**Entries shown:**
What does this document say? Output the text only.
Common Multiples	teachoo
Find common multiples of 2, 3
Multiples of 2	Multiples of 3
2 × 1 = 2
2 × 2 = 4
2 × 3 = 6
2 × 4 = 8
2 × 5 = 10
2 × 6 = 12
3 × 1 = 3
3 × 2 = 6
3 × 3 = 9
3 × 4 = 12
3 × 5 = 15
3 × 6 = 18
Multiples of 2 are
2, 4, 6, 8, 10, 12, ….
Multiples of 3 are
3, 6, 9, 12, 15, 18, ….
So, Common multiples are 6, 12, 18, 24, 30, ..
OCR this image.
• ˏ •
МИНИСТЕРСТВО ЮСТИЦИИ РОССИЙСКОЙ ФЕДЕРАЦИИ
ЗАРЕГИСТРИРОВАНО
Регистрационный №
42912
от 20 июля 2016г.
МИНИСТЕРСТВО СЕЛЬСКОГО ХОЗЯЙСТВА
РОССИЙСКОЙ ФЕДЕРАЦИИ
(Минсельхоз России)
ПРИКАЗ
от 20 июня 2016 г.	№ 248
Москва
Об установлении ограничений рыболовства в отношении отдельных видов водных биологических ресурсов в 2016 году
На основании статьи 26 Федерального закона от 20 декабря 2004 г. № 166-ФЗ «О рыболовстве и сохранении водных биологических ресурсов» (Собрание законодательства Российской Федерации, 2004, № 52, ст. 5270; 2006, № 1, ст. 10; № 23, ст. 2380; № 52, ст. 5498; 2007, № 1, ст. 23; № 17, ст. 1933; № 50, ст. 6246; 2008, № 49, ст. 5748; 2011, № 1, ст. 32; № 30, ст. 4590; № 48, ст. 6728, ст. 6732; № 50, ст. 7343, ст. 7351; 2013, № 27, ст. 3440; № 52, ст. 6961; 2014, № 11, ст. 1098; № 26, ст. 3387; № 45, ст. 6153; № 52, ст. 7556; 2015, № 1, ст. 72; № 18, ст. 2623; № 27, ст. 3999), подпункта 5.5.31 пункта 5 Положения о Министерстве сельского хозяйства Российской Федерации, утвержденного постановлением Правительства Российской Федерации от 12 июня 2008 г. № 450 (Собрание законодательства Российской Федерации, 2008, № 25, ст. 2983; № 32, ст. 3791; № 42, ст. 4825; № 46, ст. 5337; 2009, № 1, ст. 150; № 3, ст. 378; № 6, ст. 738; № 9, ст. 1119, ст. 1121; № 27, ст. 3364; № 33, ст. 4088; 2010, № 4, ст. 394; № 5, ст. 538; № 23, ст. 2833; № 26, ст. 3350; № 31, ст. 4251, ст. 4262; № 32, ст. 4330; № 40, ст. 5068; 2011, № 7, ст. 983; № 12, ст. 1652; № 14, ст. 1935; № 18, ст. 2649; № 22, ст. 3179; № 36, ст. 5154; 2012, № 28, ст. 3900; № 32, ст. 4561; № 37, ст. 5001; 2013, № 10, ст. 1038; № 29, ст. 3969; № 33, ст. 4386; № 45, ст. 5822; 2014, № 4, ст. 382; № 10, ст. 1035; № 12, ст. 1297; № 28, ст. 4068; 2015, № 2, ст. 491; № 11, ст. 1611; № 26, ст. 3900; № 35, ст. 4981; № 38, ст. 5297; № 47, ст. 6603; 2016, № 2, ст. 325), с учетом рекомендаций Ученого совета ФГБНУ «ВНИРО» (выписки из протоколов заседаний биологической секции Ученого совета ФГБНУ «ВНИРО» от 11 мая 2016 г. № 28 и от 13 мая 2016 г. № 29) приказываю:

**Written instruction:** Report how many lines contain "МИНИСТЕРСТВО". Give nothing but the number.

**Solution for this exercise:** 2